EXERCISE DIRECTIONS –
Give every line of the data again, unchanged, but with no pictures.

RECORDS PROVIDED –
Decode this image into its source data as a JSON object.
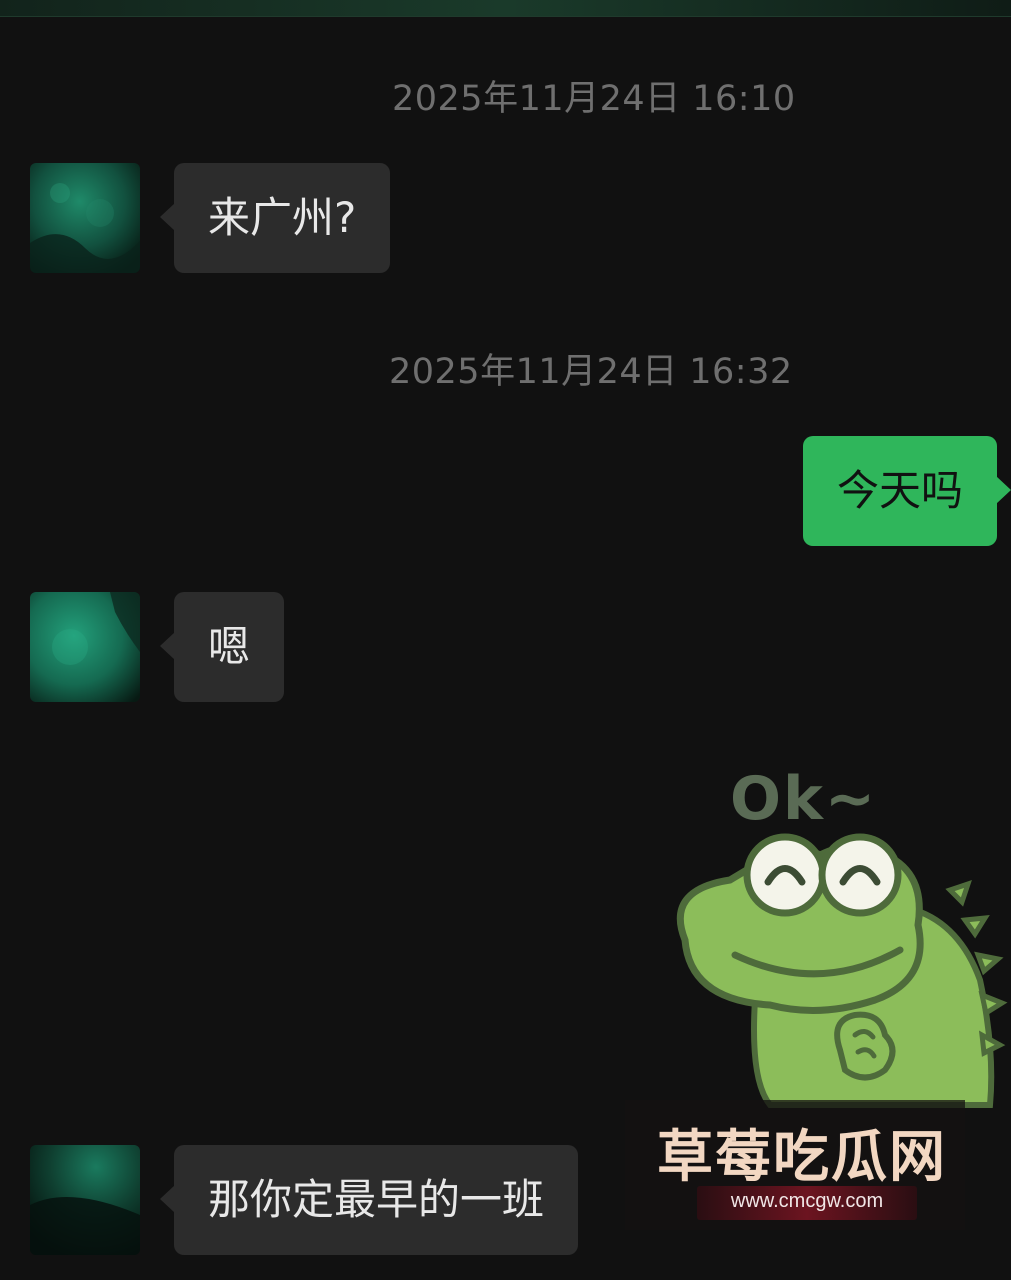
{
  "messages": [
    {
      "kind": "timestamp",
      "text": "2025年11月24日 16:10"
    },
    {
      "kind": "incoming",
      "text": "来广州?"
    },
    {
      "kind": "timestamp",
      "text": "2025年11月24日 16:32"
    },
    {
      "kind": "outgoing",
      "text": "今天吗"
    },
    {
      "kind": "incoming",
      "text": "嗯"
    },
    {
      "kind": "sticker",
      "text": "Ok~",
      "icon": "frog-sticker-icon"
    },
    {
      "kind": "incoming",
      "text": "那你定最早的一班"
    }
  ],
  "watermark": {
    "title": "草莓吃瓜网",
    "url": "www.cmcgw.com"
  },
  "colors": {
    "background": "#111111",
    "incoming_bubble": "#2c2c2c",
    "outgoing_bubble": "#2fb65b",
    "timestamp_text": "#6f6f6f",
    "avatar_accent": "#1c7a5c",
    "sticker_green": "#8cbd5a"
  }
}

ANSWER TO THIS EXERCISE –
Decode this image into its source data as a JSON object.
{
  "messages": [
    {
      "kind": "timestamp",
      "text": "2025年11月24日 16:10"
    },
    {
      "kind": "incoming",
      "text": "来广州?"
    },
    {
      "kind": "timestamp",
      "text": "2025年11月24日 16:32"
    },
    {
      "kind": "outgoing",
      "text": "今天吗"
    },
    {
      "kind": "incoming",
      "text": "嗯"
    },
    {
      "kind": "sticker",
      "text": "Ok~",
      "icon": "frog-sticker-icon"
    },
    {
      "kind": "incoming",
      "text": "那你定最早的一班"
    }
  ],
  "watermark": {
    "title": "草莓吃瓜网",
    "url": "www.cmcgw.com"
  },
  "colors": {
    "background": "#111111",
    "incoming_bubble": "#2c2c2c",
    "outgoing_bubble": "#2fb65b",
    "timestamp_text": "#6f6f6f",
    "avatar_accent": "#1c7a5c",
    "sticker_green": "#8cbd5a"
  }
}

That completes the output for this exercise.